### STORED RECORDS

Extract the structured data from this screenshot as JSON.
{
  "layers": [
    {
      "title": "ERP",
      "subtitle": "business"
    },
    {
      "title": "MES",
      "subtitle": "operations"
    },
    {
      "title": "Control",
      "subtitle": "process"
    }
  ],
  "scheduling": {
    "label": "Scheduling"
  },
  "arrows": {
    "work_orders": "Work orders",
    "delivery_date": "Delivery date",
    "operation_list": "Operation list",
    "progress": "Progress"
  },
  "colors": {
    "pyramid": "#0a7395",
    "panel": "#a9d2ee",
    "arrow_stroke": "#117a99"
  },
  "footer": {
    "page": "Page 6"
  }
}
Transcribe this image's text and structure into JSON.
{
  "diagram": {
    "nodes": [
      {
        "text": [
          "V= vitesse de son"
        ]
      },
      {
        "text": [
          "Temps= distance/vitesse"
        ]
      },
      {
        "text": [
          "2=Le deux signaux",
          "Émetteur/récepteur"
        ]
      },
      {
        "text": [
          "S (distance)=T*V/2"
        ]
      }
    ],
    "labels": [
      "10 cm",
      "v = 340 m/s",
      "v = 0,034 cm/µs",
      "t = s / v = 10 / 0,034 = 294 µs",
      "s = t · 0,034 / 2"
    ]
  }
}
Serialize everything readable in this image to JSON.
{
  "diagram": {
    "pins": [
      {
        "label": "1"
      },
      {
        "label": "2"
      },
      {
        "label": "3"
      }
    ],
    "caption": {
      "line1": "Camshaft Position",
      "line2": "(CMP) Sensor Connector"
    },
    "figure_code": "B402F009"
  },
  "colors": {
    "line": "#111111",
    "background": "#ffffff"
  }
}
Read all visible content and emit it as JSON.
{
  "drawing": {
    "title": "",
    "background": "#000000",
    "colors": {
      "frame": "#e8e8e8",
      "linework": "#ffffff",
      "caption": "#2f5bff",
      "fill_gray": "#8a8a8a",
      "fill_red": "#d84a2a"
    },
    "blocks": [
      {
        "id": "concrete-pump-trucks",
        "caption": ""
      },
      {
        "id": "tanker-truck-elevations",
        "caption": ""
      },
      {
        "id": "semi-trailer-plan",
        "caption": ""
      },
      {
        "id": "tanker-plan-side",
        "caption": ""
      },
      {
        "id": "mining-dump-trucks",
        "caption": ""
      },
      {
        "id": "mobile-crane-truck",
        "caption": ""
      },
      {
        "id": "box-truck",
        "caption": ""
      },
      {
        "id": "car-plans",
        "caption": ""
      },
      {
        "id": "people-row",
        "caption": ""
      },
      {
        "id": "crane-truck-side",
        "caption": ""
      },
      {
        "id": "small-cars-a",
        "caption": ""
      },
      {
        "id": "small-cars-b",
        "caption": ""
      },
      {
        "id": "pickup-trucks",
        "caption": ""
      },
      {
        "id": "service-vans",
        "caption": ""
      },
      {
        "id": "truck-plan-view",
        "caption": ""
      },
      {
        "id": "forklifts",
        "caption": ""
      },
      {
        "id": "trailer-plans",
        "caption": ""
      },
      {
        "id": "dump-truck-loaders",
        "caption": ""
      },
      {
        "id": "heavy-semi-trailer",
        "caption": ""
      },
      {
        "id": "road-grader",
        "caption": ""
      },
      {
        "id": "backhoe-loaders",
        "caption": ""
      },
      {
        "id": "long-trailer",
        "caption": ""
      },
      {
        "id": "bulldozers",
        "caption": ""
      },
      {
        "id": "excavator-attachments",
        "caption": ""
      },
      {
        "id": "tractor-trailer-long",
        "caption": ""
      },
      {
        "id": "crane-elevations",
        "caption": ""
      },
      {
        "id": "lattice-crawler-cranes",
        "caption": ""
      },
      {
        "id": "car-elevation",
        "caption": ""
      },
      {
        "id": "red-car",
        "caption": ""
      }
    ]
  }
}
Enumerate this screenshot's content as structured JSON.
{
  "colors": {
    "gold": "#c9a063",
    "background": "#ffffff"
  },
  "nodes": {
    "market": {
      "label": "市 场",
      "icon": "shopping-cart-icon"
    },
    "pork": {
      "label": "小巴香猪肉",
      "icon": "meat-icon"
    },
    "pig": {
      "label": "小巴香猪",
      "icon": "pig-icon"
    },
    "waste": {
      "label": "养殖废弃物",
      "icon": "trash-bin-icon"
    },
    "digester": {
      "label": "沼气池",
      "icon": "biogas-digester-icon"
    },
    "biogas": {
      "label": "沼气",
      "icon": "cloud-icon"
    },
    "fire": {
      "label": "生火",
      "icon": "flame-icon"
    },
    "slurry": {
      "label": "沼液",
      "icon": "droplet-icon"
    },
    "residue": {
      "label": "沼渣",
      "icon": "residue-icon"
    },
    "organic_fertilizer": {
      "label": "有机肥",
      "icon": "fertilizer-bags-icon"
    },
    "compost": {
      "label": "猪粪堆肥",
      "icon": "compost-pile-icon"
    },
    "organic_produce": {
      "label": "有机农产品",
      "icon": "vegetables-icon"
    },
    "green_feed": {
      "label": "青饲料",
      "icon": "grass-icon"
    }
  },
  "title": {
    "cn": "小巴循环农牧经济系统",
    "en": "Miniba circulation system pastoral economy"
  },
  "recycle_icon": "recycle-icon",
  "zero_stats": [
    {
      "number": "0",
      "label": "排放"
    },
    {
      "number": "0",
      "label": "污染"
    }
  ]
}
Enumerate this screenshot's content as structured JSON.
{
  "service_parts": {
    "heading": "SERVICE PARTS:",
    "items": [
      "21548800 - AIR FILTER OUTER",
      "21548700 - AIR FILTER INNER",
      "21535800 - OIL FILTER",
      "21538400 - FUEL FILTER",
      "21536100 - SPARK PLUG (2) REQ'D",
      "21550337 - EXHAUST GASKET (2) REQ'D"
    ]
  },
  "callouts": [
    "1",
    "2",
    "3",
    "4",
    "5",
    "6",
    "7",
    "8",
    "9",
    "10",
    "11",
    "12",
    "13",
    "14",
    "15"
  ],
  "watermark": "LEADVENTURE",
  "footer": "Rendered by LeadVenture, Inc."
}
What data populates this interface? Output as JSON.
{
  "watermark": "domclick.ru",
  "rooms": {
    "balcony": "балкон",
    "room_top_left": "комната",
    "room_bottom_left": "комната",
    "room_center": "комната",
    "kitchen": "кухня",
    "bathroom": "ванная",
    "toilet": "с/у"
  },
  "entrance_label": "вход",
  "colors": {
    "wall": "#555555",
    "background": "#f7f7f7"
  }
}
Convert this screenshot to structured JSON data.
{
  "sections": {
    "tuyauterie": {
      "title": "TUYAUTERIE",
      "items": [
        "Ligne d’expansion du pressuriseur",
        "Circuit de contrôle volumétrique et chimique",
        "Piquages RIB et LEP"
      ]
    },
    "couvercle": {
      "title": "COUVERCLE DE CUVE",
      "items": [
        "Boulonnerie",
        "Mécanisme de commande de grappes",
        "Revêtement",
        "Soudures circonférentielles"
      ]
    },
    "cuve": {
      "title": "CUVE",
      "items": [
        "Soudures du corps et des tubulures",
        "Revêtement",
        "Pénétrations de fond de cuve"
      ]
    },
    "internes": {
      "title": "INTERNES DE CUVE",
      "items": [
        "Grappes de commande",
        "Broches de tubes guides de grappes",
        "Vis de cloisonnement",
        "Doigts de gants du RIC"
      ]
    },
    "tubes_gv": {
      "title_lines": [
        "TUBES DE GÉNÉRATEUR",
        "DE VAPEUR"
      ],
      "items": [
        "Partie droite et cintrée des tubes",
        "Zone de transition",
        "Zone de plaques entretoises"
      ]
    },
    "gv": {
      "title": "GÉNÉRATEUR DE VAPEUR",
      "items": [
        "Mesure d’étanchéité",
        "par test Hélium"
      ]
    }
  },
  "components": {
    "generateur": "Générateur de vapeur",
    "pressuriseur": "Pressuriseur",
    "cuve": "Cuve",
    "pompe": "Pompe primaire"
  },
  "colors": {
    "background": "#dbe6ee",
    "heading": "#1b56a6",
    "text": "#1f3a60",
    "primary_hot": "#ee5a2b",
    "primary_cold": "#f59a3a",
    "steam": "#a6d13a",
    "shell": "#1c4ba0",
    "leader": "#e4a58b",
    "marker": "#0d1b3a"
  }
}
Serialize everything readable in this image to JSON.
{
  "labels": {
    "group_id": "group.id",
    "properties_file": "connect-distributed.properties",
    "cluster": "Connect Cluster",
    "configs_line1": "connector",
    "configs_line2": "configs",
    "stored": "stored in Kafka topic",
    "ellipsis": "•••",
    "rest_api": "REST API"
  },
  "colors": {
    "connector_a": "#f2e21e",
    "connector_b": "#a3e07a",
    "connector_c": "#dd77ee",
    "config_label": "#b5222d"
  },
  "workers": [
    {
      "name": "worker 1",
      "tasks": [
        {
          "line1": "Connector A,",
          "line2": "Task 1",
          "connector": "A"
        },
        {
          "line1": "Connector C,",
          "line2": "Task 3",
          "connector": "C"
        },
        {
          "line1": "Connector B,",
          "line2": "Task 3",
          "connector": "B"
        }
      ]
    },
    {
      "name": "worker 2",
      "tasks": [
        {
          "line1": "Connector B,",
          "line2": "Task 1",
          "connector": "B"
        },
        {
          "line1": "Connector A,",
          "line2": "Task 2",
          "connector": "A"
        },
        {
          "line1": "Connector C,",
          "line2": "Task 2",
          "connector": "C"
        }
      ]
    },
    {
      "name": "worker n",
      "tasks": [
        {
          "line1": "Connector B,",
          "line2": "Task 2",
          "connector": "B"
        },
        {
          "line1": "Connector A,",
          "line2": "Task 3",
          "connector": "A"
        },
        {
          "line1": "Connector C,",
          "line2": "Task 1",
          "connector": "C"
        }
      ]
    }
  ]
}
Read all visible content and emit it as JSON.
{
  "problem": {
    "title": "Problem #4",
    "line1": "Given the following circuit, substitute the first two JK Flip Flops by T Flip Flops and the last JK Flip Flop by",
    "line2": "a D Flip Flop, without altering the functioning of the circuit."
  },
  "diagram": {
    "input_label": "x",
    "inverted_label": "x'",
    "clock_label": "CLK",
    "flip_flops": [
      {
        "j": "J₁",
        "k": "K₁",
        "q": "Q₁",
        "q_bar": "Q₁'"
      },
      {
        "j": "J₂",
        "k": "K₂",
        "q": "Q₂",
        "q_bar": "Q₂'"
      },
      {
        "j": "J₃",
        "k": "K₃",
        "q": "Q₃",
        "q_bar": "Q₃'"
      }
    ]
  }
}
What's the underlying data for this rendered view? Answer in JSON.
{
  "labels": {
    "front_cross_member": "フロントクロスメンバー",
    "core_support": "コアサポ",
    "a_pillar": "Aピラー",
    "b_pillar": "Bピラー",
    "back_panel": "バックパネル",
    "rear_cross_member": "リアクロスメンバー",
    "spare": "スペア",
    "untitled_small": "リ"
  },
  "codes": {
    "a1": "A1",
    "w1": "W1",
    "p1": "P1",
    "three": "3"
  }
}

### EXERCISE DETAILS
Where does the word "What" appear? Return each line that holds it.

### FINISHED TASK
What data populates this interface? Output as JSON.
What's the underlying data for this rendered view? Answer in JSON.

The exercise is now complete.